Type the records out again in full, exactly.

Raw records
================

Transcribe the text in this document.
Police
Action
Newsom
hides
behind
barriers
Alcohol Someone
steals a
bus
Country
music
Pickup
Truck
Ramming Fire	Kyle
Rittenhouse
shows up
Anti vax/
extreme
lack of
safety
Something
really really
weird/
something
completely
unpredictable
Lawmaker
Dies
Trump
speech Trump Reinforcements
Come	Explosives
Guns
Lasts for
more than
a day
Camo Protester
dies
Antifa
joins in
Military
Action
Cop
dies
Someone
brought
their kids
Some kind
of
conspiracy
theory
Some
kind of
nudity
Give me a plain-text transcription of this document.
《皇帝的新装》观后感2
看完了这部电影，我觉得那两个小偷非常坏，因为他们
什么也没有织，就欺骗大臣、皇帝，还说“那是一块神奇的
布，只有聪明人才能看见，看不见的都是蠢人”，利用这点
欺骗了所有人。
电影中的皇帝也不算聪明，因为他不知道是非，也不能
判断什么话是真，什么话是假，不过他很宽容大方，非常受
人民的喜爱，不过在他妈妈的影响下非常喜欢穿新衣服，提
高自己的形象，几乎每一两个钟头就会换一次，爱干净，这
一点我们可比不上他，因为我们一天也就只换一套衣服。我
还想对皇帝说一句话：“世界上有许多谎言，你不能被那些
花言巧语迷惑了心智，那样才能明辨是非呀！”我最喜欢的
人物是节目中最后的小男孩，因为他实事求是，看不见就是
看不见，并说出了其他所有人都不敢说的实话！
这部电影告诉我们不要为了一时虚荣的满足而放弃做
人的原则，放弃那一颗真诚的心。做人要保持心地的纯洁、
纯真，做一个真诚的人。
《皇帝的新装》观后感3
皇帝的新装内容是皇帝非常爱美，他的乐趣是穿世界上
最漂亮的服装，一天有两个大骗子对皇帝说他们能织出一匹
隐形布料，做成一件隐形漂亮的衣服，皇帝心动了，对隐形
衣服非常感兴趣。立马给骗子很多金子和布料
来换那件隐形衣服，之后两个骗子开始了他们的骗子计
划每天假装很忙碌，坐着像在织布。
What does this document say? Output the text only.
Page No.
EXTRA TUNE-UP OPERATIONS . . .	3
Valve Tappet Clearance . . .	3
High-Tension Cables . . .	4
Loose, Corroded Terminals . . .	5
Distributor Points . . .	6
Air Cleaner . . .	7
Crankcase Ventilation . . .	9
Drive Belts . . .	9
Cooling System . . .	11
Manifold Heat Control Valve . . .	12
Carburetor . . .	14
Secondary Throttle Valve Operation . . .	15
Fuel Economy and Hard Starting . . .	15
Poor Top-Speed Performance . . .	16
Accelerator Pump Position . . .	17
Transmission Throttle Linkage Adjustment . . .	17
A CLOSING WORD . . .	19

================

> [The response]
Transcribe the text in this document.
Police
Action
Newsom
hides
behind
barriers
Alcohol Someone
steals a
bus
Country
music
Pickup
Truck
Ramming Fire	Kyle
Rittenhouse
shows up
Anti vax/
extreme
lack of
safety
Something
really really
weird/
something
completely
unpredictable
Lawmaker
Dies
Trump
speech Trump Reinforcements
Come	Explosives
Guns
Lasts for
more than
a day
Camo Protester
dies
Antifa
joins in
Military
Action
Cop
dies
Someone
brought
their kids
Some kind
of
conspiracy
theory
Some
kind of
nudity
Give me a plain-text transcription of this document.
《皇帝的新装》观后感2
看完了这部电影，我觉得那两个小偷非常坏，因为他们
什么也没有织，就欺骗大臣、皇帝，还说“那是一块神奇的
布，只有聪明人才能看见，看不见的都是蠢人”，利用这点
欺骗了所有人。
电影中的皇帝也不算聪明，因为他不知道是非，也不能
判断什么话是真，什么话是假，不过他很宽容大方，非常受
人民的喜爱，不过在他妈妈的影响下非常喜欢穿新衣服，提
高自己的形象，几乎每一两个钟头就会换一次，爱干净，这
一点我们可比不上他，因为我们一天也就只换一套衣服。我
还想对皇帝说一句话：“世界上有许多谎言，你不能被那些
花言巧语迷惑了心智，那样才能明辨是非呀！”我最喜欢的
人物是节目中最后的小男孩，因为他实事求是，看不见就是
看不见，并说出了其他所有人都不敢说的实话！
这部电影告诉我们不要为了一时虚荣的满足而放弃做
人的原则，放弃那一颗真诚的心。做人要保持心地的纯洁、
纯真，做一个真诚的人。
《皇帝的新装》观后感3
皇帝的新装内容是皇帝非常爱美，他的乐趣是穿世界上
最漂亮的服装，一天有两个大骗子对皇帝说他们能织出一匹
隐形布料，做成一件隐形漂亮的衣服，皇帝心动了，对隐形
衣服非常感兴趣。立马给骗子很多金子和布料
来换那件隐形衣服，之后两个骗子开始了他们的骗子计
划每天假装很忙碌，坐着像在织布。
What does this document say? Output the text only.
Page No.
EXTRA TUNE-UP OPERATIONS . . .	3
Valve Tappet Clearance . . .	3
High-Tension Cables . . .	4
Loose, Corroded Terminals . . .	5
Distributor Points . . .	6
Air Cleaner . . .	7
Crankcase Ventilation . . .	9
Drive Belts . . .	9
Cooling System . . .	11
Manifold Heat Control Valve . . .	12
Carburetor . . .	14
Secondary Throttle Valve Operation . . .	15
Fuel Economy and Hard Starting . . .	15
Poor Top-Speed Performance . . .	16
Accelerator Pump Position . . .	17
Transmission Throttle Linkage Adjustment . . .	17
A CLOSING WORD . . .	19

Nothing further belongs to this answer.